begin

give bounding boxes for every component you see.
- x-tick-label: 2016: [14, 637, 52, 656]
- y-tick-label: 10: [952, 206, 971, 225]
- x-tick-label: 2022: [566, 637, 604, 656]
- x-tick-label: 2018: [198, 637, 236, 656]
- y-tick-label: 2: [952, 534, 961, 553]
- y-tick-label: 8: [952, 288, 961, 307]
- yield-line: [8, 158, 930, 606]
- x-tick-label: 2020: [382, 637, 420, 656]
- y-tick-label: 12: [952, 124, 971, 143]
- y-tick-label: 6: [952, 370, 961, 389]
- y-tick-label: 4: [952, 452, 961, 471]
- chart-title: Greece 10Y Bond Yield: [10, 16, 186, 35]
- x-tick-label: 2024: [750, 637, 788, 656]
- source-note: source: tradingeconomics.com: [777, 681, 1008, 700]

end
begin

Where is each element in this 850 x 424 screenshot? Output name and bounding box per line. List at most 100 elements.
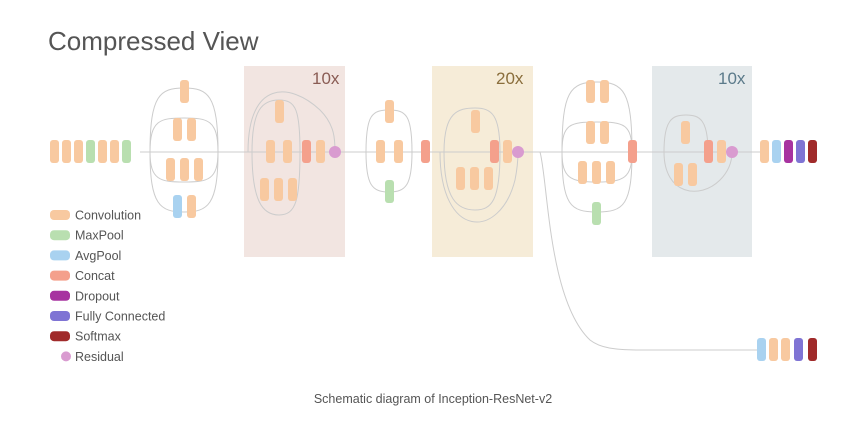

end

## STATED TASK
How many lines in the items above contain the string "bounding"? Case counts. Reply with the number only.

## EXPECTED OUTPUT
2